▶ [Exercise directions] Within the material below, find each line bearing the word "image" and present it.

▶ [Input records]
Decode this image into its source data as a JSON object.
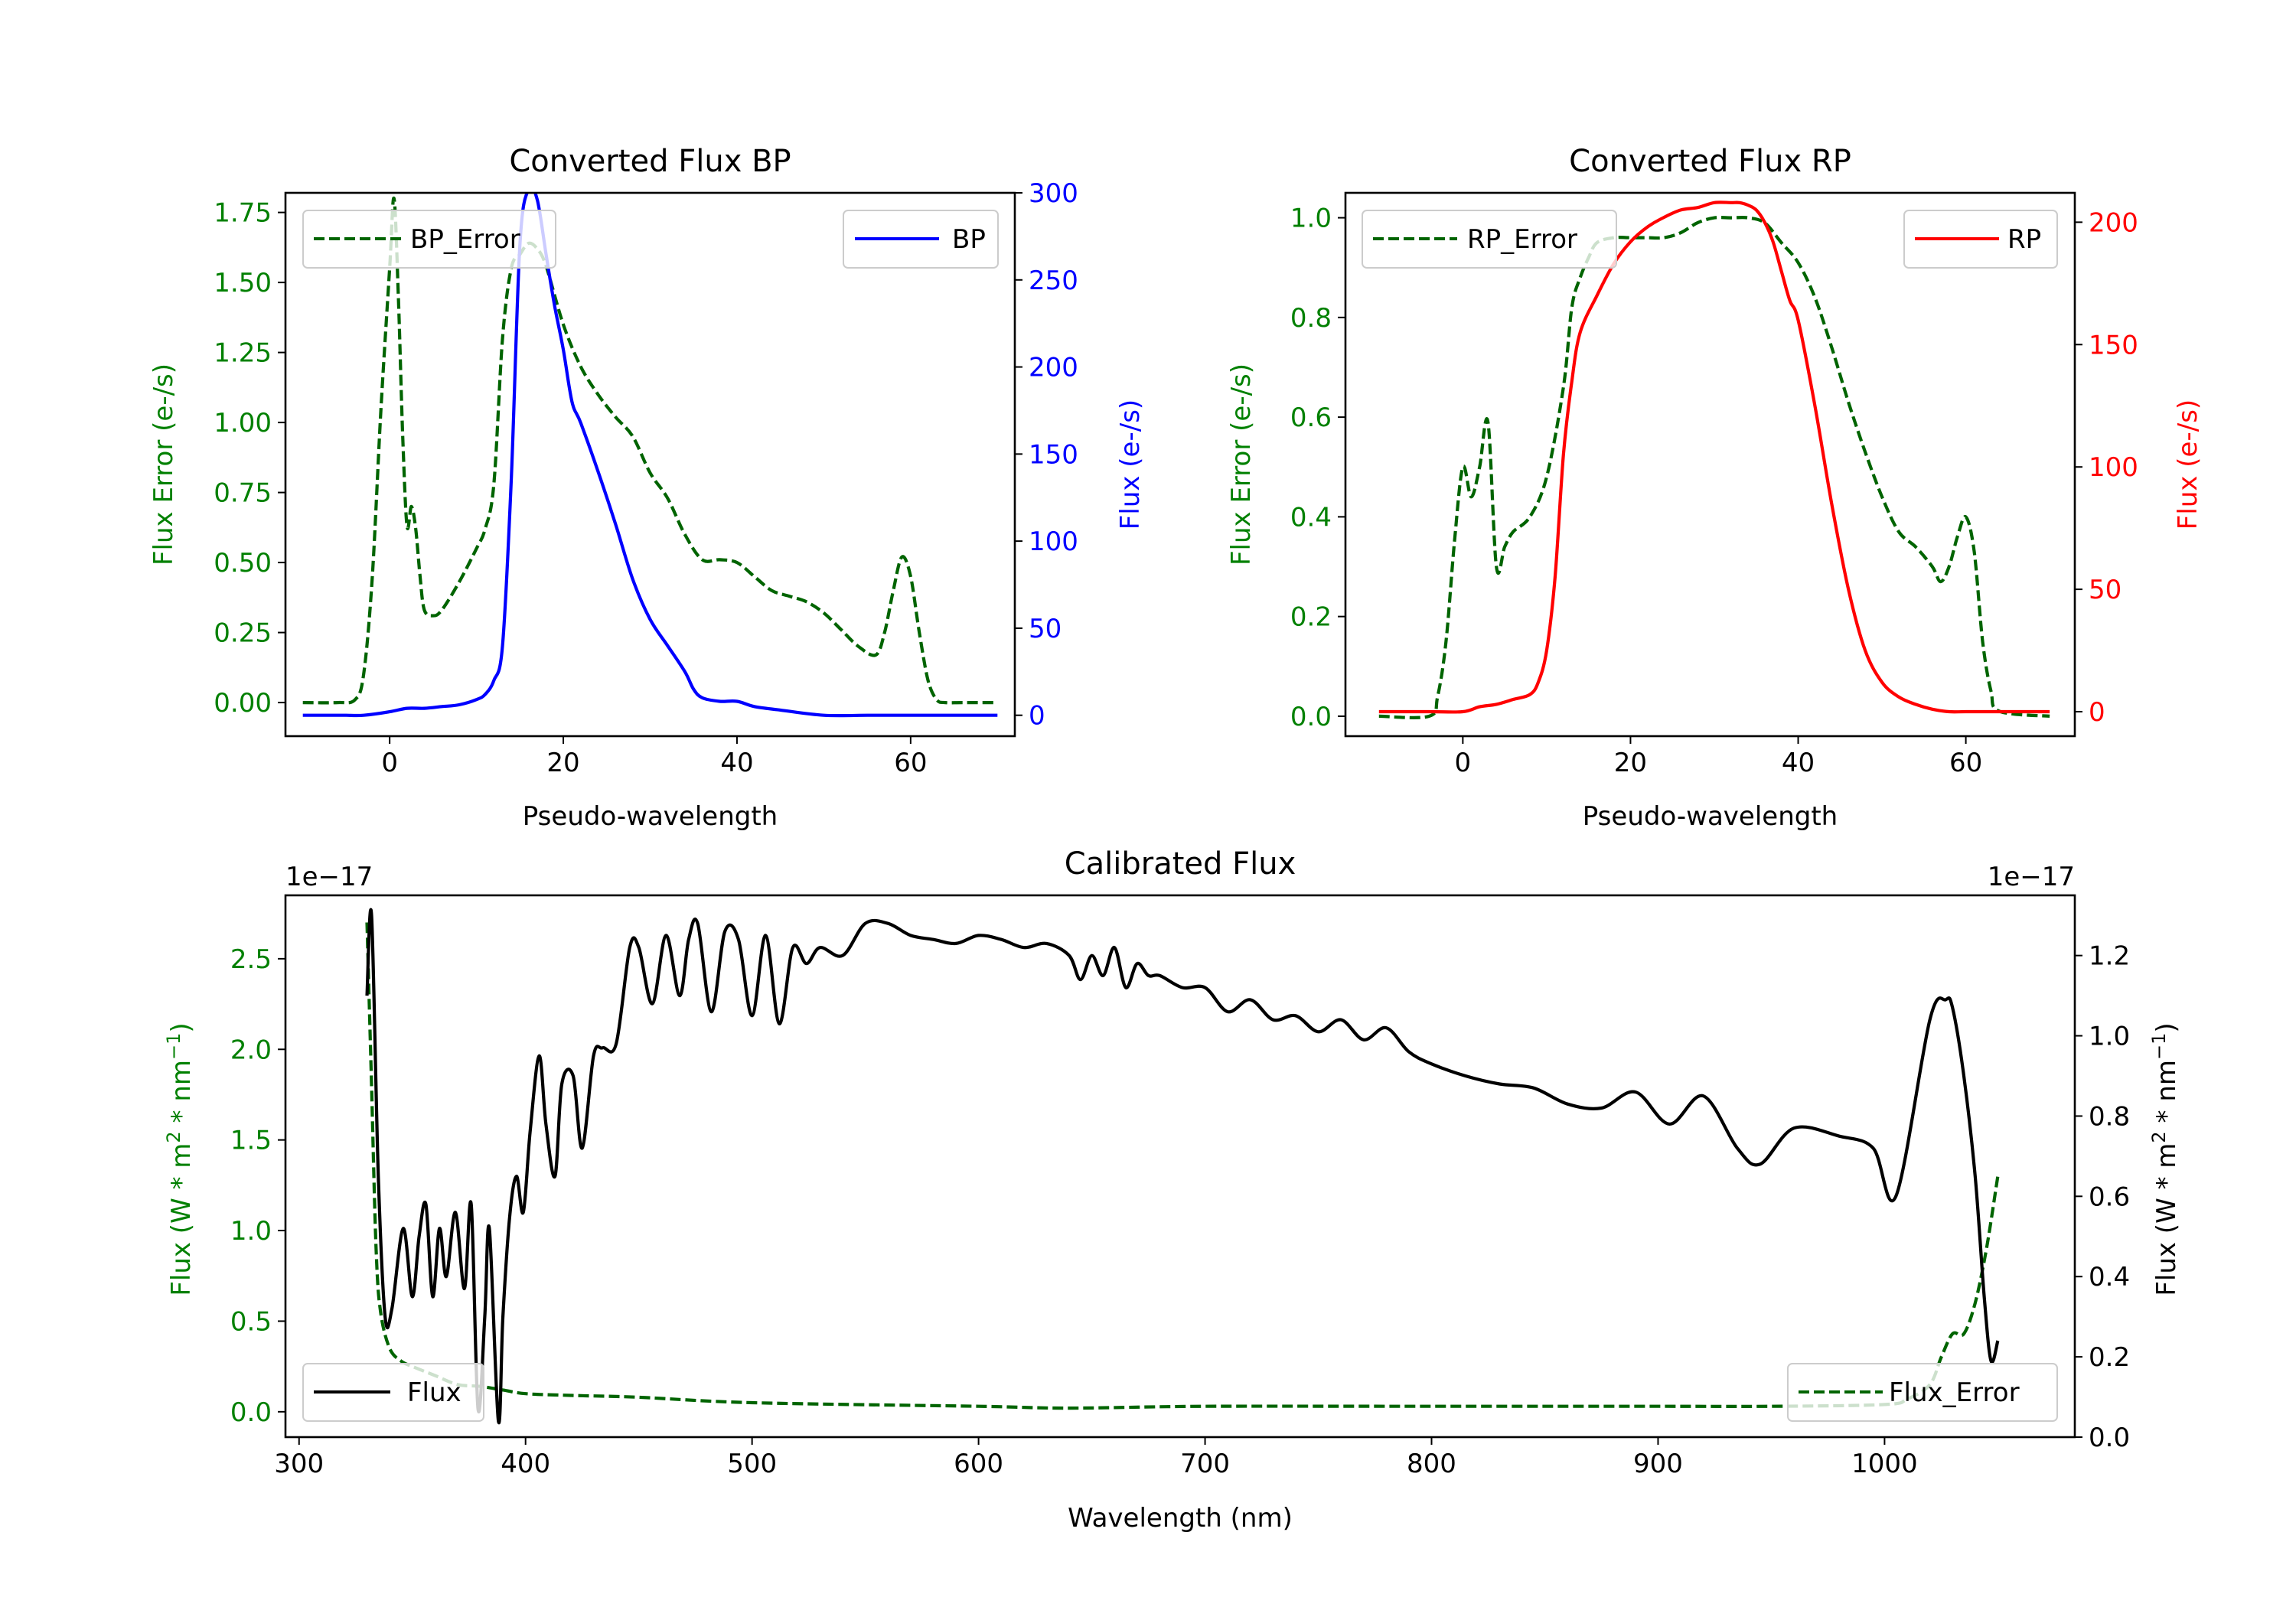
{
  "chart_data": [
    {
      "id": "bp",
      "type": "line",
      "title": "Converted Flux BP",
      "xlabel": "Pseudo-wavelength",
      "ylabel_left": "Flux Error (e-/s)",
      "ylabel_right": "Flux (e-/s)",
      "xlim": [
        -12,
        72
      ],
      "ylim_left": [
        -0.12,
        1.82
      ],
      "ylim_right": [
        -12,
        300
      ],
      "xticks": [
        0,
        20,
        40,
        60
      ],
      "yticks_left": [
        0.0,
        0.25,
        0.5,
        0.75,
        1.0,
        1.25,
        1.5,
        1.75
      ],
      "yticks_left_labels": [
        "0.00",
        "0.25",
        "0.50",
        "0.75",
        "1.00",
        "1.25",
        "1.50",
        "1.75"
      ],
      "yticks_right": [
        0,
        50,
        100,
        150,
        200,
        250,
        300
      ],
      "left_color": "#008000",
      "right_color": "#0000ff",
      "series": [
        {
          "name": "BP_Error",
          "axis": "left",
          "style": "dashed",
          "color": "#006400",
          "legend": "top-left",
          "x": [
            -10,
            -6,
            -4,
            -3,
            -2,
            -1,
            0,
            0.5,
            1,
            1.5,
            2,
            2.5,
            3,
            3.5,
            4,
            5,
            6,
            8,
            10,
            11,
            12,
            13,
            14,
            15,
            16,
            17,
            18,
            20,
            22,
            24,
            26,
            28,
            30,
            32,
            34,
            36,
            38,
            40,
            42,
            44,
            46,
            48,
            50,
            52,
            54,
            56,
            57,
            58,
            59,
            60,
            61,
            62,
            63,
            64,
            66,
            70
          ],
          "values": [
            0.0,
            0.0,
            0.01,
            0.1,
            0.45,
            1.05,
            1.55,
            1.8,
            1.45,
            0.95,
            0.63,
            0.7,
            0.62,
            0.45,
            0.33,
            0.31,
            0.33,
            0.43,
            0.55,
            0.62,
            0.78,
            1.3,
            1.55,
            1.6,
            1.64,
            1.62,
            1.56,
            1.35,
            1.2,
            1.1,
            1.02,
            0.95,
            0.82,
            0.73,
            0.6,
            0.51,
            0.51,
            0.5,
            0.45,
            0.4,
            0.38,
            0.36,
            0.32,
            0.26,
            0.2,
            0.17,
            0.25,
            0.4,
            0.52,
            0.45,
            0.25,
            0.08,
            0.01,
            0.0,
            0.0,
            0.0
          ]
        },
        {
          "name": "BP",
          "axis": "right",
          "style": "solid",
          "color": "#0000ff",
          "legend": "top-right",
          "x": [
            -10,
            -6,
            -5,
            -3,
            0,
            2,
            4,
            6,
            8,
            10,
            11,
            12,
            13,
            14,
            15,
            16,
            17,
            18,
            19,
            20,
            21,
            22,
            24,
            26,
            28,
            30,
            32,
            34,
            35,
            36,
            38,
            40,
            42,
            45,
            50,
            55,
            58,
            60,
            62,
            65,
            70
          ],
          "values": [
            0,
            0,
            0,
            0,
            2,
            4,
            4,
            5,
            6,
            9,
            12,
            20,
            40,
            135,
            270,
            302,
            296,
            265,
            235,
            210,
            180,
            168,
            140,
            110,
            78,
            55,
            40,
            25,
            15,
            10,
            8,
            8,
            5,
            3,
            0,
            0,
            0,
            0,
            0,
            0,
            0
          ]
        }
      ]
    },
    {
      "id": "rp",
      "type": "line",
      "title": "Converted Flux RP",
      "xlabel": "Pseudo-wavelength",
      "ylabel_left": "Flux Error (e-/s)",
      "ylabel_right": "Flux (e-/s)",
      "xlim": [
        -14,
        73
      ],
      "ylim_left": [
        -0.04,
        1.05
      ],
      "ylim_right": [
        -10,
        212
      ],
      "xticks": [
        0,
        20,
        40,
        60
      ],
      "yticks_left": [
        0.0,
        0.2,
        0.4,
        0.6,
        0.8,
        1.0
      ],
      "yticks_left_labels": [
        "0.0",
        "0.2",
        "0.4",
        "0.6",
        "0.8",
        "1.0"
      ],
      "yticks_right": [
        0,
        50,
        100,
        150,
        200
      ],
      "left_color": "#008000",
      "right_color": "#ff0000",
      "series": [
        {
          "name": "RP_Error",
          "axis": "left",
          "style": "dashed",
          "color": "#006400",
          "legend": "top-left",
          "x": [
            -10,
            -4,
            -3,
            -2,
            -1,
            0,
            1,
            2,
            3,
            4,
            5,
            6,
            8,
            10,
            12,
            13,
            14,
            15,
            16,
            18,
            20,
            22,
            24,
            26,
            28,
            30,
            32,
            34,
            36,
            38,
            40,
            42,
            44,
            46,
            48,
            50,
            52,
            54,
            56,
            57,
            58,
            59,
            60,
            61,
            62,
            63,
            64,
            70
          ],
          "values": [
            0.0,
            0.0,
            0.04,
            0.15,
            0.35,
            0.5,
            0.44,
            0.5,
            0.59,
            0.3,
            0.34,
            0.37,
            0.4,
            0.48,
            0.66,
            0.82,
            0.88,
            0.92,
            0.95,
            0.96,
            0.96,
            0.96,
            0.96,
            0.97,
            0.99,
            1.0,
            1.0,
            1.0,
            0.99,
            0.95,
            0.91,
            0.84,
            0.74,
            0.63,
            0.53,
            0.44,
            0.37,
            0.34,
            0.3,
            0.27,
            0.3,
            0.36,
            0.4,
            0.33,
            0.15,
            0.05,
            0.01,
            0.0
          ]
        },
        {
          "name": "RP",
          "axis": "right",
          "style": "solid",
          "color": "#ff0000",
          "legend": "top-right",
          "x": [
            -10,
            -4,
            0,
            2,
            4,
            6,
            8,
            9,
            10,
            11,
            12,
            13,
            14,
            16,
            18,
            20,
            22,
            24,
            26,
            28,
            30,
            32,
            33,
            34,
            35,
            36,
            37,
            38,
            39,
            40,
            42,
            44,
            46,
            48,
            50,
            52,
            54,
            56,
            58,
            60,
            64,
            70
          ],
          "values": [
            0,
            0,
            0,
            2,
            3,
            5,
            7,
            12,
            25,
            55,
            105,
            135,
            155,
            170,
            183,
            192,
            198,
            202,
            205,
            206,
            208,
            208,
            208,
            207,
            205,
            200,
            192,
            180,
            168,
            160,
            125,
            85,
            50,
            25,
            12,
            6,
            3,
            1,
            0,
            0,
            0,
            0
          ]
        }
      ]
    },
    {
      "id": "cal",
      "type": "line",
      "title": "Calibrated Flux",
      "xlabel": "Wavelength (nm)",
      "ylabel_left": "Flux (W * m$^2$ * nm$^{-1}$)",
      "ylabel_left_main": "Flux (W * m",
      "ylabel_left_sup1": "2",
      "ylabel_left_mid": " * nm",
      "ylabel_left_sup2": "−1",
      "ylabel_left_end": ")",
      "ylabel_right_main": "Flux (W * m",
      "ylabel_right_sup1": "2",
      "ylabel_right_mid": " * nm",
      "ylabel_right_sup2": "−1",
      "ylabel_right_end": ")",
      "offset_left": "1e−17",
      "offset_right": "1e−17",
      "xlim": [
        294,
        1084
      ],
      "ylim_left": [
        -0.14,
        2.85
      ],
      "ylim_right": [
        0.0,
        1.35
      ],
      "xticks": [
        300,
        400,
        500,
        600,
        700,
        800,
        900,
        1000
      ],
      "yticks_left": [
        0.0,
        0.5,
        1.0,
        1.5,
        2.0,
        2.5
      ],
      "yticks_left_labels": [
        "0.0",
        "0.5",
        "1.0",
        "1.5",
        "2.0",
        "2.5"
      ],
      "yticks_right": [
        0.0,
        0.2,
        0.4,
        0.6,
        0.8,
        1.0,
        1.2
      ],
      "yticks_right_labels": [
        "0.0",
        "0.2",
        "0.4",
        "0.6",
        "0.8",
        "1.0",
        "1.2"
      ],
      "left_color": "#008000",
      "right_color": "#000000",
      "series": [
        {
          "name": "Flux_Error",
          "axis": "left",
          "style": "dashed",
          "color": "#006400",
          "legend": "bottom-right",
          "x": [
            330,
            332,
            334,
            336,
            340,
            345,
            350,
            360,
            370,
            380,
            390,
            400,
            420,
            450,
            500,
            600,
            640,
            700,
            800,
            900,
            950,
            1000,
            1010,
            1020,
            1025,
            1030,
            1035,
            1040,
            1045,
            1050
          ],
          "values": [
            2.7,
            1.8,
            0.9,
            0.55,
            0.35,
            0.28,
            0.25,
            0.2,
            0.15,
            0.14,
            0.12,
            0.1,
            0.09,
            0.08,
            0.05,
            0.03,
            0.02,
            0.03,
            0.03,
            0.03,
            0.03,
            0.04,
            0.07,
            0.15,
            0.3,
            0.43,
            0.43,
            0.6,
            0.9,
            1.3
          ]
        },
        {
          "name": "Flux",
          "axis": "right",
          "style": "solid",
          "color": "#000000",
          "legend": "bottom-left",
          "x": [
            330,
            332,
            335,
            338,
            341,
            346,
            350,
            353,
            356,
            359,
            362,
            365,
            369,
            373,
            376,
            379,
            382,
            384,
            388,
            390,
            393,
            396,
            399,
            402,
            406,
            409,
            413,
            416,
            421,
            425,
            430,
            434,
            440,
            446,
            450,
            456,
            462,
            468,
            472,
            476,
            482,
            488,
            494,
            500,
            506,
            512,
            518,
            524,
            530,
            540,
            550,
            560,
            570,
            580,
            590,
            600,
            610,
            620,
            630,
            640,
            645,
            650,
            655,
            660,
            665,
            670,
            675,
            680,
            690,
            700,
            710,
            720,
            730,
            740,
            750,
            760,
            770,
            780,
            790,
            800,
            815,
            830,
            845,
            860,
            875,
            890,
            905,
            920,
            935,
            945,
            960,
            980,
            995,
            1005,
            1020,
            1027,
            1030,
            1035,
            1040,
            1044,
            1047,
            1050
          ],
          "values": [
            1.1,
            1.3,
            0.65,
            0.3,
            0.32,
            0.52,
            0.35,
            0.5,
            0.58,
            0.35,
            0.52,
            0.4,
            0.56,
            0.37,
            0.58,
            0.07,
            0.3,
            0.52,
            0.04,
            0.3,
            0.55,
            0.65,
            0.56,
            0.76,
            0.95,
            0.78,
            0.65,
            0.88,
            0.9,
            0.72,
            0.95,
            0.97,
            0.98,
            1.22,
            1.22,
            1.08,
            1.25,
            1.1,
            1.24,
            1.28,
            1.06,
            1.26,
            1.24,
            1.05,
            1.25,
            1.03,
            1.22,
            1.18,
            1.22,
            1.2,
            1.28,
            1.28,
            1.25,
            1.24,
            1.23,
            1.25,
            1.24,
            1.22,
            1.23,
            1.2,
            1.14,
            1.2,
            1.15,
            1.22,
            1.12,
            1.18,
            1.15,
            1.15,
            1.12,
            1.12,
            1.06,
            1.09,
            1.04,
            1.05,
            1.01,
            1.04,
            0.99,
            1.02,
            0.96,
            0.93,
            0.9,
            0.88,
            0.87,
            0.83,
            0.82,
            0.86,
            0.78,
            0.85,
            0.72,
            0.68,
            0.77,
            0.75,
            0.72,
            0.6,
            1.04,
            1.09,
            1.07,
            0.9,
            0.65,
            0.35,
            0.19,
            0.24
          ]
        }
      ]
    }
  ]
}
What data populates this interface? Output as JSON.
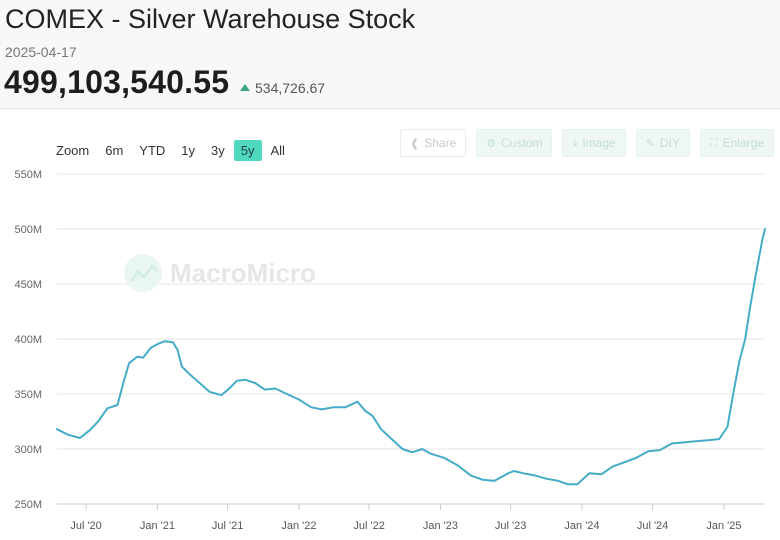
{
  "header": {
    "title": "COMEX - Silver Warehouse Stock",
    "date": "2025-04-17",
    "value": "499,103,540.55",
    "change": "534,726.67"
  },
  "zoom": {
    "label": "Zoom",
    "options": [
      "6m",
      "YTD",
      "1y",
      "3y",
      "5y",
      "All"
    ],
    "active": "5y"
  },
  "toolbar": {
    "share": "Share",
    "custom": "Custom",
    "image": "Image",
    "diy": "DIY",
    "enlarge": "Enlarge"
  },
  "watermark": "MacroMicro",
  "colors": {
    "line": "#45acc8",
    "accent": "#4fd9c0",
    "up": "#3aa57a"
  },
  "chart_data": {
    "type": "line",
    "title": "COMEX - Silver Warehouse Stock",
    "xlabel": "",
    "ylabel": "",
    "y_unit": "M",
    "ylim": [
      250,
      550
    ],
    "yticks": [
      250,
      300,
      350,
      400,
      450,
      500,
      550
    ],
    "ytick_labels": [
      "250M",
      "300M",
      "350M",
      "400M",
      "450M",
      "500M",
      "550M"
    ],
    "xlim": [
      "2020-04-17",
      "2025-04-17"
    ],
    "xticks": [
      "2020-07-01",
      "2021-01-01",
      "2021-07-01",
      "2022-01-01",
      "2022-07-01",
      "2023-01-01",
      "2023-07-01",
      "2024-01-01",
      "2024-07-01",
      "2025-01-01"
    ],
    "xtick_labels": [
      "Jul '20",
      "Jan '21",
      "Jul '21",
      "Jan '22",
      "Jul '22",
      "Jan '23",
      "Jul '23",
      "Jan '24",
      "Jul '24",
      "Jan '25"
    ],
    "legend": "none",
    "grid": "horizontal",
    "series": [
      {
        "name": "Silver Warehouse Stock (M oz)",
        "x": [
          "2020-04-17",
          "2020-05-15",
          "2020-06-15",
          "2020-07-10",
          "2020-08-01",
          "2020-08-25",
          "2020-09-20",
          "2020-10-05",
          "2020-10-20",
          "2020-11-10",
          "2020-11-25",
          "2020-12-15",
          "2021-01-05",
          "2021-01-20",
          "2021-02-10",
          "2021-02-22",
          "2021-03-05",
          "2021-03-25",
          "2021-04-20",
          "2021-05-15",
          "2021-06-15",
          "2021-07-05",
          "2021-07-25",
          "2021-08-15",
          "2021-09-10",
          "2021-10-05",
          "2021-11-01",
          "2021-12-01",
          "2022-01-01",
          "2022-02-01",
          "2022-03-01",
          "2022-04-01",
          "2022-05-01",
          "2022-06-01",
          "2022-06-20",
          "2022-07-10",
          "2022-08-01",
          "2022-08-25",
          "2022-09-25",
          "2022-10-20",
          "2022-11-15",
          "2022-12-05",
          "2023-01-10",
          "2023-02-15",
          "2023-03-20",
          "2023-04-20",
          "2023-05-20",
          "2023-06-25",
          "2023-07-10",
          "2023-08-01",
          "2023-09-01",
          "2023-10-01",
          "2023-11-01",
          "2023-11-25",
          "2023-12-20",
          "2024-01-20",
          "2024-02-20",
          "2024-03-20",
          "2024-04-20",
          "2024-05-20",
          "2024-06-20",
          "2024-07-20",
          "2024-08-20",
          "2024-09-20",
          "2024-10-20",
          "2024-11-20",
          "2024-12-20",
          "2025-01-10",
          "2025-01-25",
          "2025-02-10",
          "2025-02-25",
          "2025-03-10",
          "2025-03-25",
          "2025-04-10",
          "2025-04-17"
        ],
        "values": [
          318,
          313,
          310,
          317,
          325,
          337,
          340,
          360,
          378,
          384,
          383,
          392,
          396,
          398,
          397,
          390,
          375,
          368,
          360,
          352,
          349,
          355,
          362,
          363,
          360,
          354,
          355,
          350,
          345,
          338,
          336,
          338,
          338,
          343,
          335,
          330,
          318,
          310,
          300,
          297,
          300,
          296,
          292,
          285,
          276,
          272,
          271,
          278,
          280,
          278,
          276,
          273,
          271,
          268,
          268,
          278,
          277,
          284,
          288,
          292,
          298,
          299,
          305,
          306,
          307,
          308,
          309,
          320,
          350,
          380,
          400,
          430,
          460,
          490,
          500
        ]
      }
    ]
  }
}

▶ [Result of the task]
Decode this image into its source data as a JSON object.
    "image": "Image",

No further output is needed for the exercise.